WHAT IS REQUIRED:
Scan the material below for lines with the word "Polyculture" and reply with how many there are, nothing else.

SUPPLIED RECORDS:

========

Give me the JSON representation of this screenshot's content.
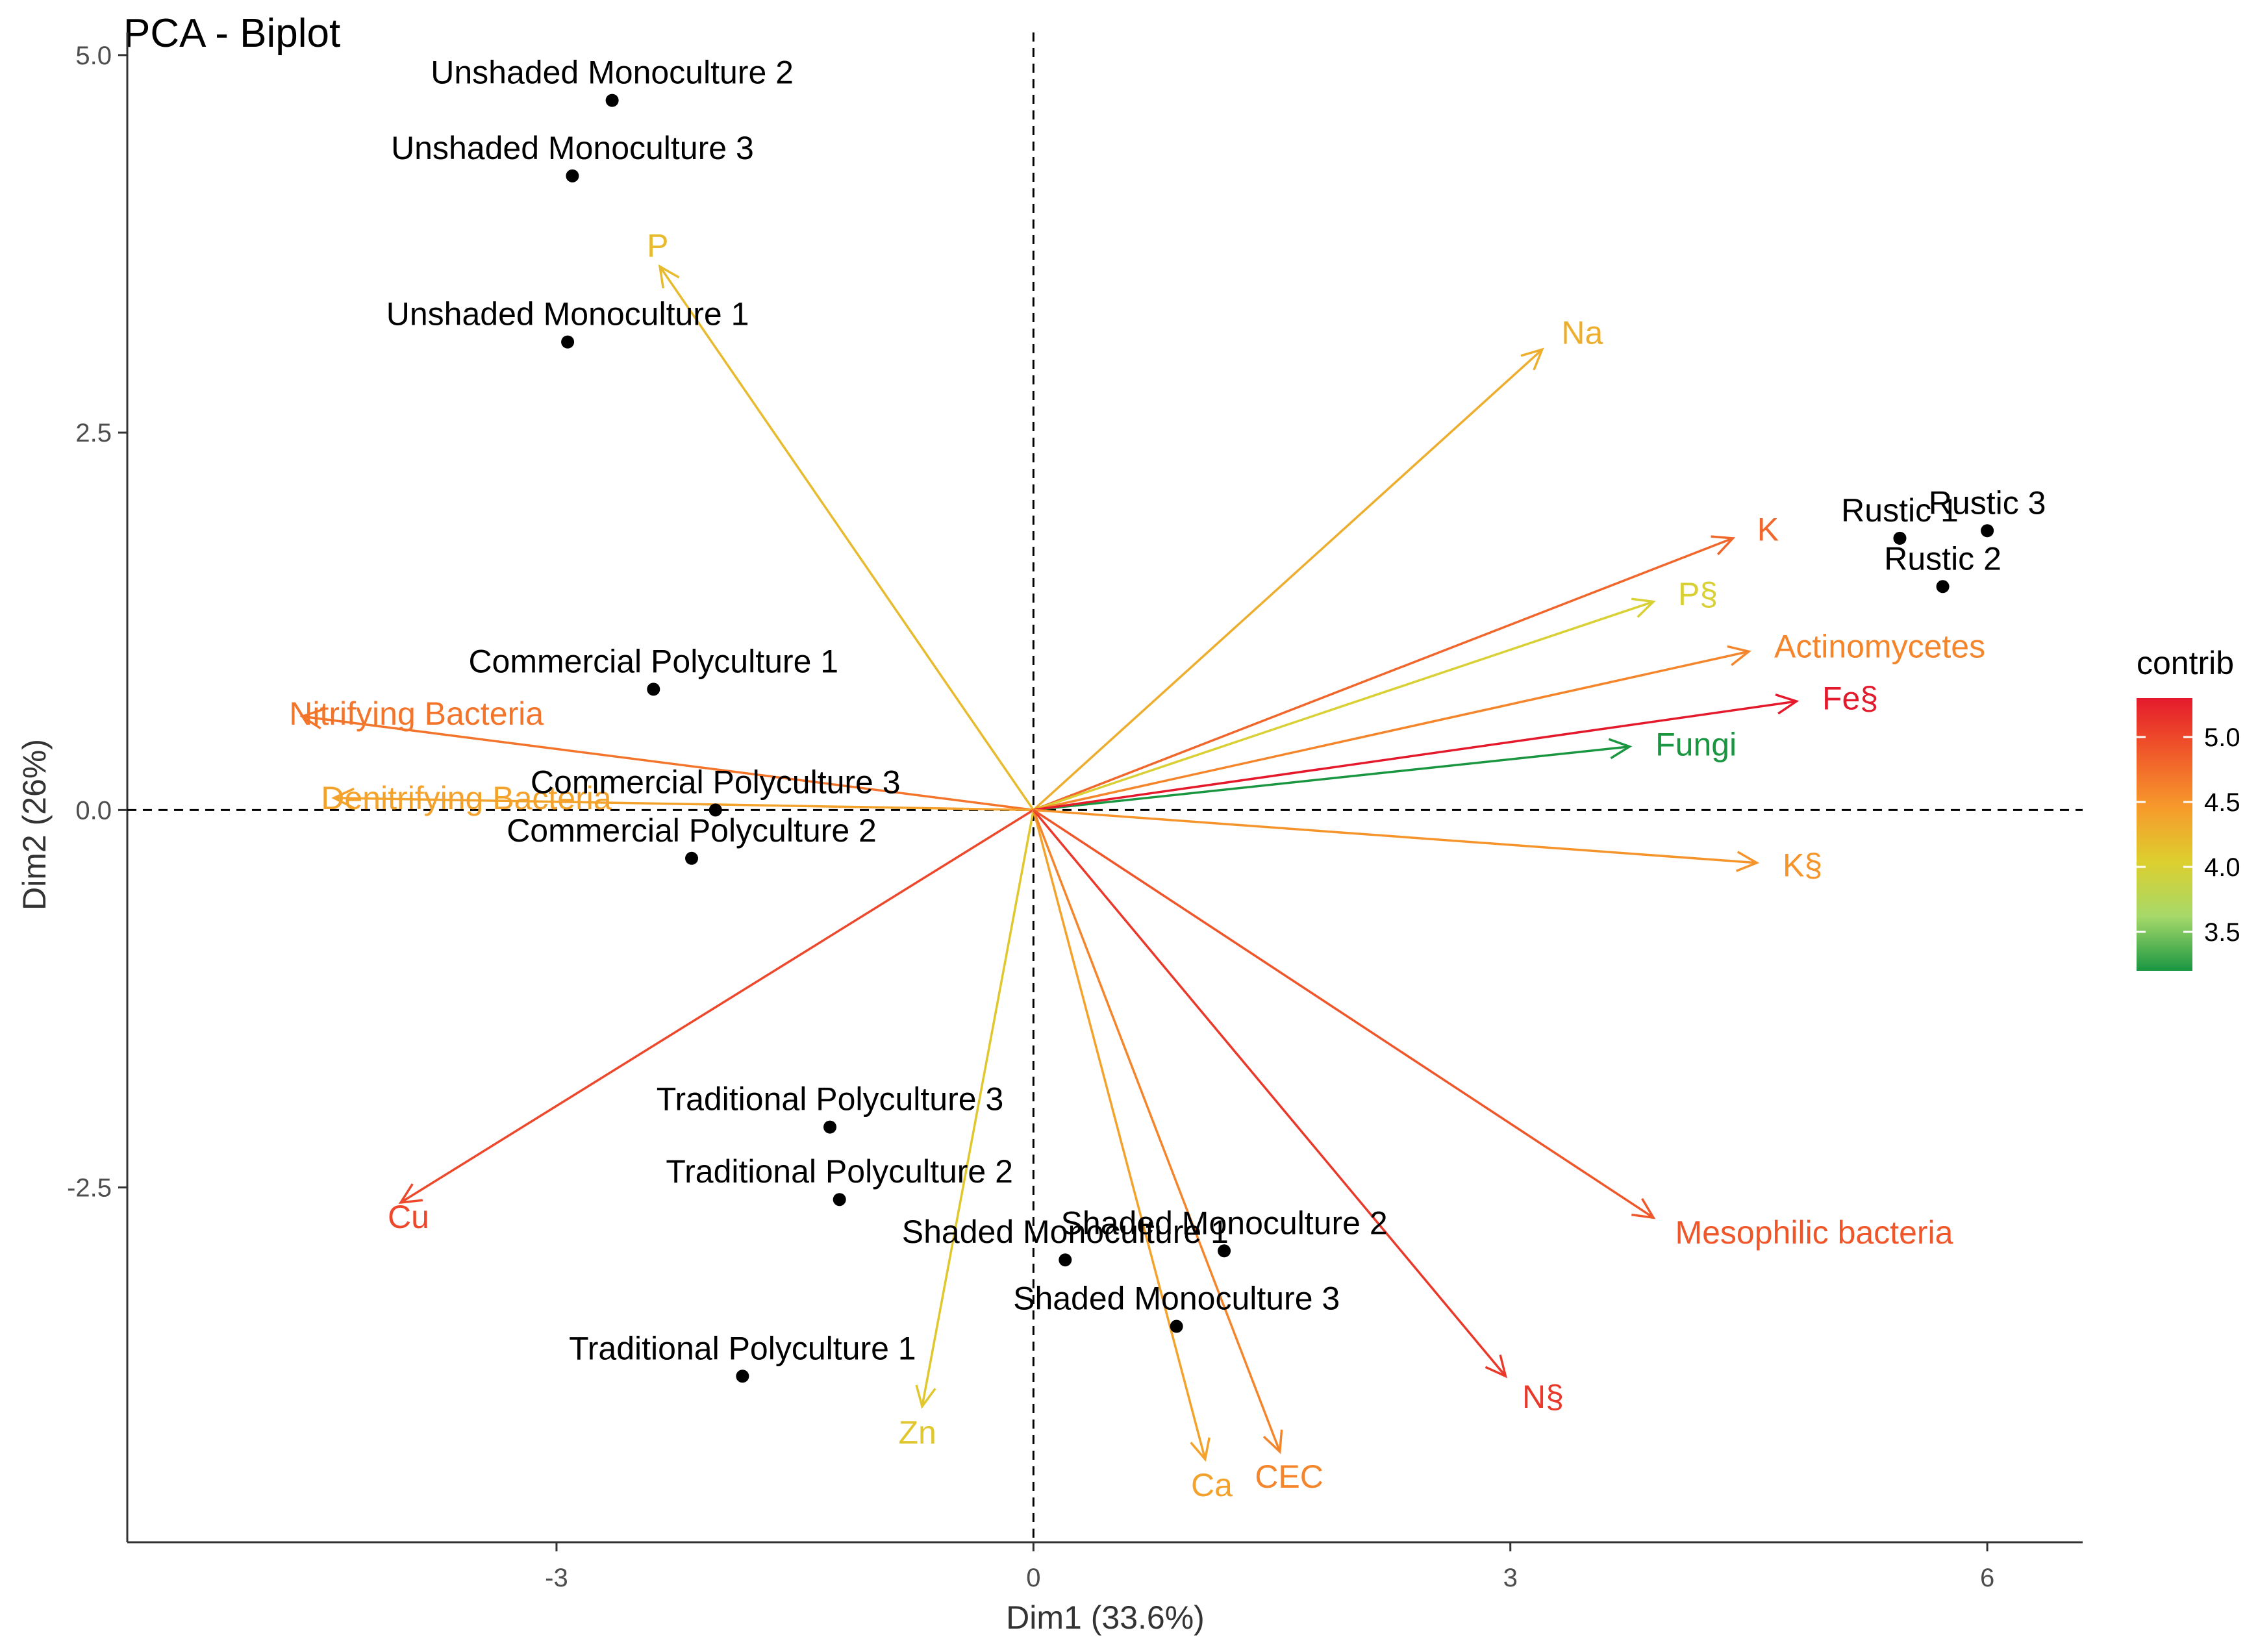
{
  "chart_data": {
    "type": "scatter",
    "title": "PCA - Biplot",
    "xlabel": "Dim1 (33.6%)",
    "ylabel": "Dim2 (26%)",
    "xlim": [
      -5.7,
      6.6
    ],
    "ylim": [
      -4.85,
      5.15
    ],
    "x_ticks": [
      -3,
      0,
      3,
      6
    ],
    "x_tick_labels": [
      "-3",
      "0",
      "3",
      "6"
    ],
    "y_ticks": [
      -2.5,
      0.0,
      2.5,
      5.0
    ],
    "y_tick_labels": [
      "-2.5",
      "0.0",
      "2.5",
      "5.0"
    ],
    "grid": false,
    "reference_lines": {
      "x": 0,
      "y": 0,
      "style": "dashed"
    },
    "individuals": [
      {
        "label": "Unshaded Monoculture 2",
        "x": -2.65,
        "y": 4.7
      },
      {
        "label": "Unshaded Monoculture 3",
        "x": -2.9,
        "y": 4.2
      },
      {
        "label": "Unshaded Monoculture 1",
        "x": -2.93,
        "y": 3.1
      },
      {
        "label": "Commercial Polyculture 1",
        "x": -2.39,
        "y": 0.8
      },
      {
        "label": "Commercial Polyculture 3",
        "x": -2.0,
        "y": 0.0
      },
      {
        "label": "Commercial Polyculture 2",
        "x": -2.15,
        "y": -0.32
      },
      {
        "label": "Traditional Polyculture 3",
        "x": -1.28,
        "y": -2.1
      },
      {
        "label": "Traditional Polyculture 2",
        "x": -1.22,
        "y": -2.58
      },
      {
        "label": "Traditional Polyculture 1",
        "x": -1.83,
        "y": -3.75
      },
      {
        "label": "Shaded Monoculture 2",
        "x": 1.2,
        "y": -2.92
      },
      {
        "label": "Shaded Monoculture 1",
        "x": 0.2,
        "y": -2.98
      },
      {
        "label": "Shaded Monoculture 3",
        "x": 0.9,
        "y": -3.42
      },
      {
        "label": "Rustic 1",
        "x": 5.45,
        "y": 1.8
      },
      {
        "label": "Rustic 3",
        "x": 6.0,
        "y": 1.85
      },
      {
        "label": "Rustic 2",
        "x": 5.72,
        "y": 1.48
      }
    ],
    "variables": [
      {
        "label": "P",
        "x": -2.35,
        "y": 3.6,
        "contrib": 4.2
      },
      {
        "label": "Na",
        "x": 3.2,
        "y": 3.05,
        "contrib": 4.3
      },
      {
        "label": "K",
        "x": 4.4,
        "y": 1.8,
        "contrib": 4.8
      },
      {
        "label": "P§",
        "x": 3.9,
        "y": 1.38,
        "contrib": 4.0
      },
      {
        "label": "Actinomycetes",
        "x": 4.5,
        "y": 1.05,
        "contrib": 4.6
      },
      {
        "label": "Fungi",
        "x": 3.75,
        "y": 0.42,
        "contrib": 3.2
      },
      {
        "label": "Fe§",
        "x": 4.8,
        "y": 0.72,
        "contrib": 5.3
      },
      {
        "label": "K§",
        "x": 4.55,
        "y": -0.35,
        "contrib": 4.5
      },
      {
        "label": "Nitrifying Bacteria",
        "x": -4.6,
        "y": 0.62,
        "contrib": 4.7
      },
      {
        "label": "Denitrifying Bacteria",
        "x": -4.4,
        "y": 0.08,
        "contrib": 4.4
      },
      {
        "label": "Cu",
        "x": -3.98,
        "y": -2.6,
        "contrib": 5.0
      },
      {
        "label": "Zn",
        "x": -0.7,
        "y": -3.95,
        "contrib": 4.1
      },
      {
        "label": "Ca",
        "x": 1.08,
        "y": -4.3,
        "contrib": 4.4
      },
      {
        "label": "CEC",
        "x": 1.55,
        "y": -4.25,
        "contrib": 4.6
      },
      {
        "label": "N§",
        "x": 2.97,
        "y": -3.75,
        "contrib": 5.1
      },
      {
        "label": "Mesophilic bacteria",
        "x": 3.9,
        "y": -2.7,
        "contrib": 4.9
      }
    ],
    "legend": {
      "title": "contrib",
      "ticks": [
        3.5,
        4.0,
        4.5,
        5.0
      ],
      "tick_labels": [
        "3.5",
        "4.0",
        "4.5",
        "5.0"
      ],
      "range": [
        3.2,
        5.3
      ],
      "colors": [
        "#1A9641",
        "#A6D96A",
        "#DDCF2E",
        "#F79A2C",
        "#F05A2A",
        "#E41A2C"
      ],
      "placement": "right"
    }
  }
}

========

TASK ANSWER:
6